**Requirement**
Lift every line from the entries that includes the word "start".

[Begin Data provided]

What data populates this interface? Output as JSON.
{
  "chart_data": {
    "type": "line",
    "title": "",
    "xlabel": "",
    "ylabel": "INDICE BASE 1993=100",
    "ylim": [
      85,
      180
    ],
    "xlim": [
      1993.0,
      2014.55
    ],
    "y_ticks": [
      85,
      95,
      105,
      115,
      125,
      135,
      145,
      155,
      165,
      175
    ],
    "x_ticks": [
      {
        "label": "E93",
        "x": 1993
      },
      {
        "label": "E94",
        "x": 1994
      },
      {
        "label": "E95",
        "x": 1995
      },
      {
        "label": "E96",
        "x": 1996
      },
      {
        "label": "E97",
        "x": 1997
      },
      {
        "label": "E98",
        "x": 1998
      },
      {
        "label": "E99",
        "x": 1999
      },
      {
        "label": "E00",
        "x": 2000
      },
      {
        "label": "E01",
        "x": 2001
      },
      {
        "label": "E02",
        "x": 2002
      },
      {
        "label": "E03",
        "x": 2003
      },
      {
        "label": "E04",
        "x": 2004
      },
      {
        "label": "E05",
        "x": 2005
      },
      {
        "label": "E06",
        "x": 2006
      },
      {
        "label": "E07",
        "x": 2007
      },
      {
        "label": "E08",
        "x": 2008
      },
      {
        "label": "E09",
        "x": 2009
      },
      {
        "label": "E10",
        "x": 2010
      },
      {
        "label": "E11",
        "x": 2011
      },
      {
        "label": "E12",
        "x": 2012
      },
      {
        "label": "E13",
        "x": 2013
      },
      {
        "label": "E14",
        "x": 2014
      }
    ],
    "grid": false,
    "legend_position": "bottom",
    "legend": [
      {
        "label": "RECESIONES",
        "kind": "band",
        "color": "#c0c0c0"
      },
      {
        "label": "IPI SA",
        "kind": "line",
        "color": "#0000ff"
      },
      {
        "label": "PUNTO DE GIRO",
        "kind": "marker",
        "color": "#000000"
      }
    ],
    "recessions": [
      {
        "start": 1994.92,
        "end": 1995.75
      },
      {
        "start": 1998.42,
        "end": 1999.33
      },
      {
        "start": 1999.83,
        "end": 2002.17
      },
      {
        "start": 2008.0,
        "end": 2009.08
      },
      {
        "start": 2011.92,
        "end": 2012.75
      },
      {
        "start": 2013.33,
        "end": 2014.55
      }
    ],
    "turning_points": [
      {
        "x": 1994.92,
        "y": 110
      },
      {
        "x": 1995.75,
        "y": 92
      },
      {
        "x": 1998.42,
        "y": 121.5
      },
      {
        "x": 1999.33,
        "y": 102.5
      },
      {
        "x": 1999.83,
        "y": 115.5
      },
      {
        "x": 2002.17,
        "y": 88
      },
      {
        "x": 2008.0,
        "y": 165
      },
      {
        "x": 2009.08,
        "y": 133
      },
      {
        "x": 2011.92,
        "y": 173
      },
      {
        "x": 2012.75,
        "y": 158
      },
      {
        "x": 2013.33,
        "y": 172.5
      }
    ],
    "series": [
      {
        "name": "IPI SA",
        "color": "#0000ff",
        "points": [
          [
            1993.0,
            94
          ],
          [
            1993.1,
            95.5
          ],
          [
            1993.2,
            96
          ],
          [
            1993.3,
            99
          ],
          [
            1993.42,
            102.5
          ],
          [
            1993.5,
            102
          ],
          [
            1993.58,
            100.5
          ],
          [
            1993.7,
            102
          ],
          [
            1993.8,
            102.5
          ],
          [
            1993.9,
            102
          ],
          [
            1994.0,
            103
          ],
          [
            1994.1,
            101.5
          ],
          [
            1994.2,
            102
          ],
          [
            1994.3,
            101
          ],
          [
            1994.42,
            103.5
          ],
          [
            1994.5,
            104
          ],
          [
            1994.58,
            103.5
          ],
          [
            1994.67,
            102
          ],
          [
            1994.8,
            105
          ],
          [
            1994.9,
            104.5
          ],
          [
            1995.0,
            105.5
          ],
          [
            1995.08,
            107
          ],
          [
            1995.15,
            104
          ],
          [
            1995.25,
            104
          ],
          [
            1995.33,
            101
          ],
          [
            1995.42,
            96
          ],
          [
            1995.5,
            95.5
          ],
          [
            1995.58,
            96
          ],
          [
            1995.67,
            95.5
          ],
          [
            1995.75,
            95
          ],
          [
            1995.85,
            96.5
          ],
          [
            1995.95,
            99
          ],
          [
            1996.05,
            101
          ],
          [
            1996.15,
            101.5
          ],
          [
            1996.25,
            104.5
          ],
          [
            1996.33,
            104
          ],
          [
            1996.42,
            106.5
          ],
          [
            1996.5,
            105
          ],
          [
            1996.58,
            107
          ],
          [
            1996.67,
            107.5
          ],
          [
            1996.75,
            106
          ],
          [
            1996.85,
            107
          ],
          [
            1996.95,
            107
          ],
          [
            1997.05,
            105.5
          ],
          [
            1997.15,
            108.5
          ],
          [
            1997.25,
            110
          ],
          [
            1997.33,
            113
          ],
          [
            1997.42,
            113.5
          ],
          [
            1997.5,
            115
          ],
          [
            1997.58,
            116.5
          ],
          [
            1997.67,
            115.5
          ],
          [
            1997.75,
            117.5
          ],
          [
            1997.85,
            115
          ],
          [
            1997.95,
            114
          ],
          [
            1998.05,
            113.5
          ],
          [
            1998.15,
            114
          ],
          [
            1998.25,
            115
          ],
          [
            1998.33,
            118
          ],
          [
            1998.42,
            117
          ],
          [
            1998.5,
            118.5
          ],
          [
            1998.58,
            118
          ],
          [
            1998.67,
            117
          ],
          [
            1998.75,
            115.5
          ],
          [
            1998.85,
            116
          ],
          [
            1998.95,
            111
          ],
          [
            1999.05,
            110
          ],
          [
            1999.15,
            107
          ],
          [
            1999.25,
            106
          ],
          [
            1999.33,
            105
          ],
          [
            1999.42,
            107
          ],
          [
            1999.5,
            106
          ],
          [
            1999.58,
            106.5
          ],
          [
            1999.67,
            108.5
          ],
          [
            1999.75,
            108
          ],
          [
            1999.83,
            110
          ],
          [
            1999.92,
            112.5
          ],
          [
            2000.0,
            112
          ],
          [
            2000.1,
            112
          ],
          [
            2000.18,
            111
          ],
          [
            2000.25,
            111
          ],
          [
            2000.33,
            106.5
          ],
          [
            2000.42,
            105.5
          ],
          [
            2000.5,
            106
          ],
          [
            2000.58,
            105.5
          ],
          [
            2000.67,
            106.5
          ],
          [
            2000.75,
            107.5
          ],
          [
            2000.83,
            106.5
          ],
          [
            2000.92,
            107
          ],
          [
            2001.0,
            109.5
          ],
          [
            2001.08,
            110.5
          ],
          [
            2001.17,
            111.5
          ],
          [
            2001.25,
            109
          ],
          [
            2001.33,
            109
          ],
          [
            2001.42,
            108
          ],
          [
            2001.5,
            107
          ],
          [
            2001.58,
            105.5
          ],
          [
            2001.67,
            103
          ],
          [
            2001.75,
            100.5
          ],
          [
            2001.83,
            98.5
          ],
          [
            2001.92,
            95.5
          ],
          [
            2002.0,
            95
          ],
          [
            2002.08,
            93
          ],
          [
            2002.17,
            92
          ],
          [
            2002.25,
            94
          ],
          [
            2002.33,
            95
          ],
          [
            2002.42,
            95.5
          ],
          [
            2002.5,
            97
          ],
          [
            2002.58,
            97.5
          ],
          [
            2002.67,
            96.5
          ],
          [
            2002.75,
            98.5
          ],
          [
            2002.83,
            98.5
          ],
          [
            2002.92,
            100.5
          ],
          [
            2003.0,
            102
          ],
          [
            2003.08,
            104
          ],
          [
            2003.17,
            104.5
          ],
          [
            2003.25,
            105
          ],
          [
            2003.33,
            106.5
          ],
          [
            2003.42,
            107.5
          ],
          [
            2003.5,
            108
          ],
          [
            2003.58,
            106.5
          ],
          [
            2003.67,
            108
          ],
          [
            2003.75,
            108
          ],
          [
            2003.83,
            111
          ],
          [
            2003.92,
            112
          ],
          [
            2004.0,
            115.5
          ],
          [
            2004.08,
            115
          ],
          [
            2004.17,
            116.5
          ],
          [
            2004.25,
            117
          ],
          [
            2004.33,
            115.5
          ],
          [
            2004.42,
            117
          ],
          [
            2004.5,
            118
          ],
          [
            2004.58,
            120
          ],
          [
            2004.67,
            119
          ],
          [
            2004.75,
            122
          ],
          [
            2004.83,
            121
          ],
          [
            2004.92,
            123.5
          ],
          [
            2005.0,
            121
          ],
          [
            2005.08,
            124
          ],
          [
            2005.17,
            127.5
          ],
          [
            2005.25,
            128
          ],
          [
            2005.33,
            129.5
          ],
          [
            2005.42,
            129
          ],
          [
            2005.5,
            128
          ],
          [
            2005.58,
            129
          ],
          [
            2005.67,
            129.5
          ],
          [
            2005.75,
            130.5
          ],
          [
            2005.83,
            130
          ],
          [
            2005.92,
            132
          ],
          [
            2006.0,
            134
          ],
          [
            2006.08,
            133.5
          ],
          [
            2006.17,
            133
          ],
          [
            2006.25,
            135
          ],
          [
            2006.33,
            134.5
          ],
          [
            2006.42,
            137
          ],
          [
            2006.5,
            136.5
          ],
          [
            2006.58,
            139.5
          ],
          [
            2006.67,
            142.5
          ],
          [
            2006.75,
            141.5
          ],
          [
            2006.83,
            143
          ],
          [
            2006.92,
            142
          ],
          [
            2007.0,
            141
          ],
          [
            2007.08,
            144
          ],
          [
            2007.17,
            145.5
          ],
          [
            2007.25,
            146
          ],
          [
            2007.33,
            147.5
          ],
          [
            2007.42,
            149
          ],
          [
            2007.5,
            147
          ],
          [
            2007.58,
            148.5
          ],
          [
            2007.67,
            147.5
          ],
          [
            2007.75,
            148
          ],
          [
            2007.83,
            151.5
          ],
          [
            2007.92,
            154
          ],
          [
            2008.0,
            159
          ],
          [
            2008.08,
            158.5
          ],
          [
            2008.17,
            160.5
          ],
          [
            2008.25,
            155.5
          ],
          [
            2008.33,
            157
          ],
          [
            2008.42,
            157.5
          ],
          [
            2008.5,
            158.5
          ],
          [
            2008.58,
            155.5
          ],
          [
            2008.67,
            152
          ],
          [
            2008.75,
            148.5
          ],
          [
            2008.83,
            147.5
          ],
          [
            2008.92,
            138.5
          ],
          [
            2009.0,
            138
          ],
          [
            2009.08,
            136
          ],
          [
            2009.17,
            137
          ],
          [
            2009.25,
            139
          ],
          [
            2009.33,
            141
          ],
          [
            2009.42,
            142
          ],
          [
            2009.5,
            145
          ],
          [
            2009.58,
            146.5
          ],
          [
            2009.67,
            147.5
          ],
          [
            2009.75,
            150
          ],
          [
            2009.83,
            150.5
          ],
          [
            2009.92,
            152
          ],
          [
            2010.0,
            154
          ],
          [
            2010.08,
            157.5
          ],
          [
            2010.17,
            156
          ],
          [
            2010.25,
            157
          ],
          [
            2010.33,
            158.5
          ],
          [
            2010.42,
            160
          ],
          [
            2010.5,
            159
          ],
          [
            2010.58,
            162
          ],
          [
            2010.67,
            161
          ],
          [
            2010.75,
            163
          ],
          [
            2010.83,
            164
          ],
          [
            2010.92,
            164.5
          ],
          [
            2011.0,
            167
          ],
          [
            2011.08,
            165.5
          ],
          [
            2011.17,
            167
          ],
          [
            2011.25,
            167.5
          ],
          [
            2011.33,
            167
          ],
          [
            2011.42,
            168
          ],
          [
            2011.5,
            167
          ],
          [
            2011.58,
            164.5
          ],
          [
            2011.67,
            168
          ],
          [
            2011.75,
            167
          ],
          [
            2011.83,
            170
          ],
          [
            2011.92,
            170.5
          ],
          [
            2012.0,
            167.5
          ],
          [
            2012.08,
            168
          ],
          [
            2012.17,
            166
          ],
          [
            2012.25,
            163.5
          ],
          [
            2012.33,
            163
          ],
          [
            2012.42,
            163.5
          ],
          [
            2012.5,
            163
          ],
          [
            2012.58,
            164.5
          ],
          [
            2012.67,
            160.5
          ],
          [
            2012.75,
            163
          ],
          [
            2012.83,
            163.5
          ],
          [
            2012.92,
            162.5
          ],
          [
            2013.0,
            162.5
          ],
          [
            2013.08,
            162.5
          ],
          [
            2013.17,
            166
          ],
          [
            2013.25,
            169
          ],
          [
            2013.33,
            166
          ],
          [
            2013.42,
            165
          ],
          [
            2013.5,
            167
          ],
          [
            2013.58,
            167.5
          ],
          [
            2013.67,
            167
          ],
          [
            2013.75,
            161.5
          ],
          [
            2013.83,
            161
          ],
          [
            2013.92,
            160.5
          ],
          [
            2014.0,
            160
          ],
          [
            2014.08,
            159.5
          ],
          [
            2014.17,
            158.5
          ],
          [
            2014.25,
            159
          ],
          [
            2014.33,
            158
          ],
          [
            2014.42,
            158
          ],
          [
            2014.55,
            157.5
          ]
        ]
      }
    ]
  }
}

[End Data provided]

**Complete answer**
        "start": 1994.92,
        "start": 1998.42,
        "start": 1999.83,
        "start": 2008.0,
        "start": 2011.92,
        "start": 2013.33,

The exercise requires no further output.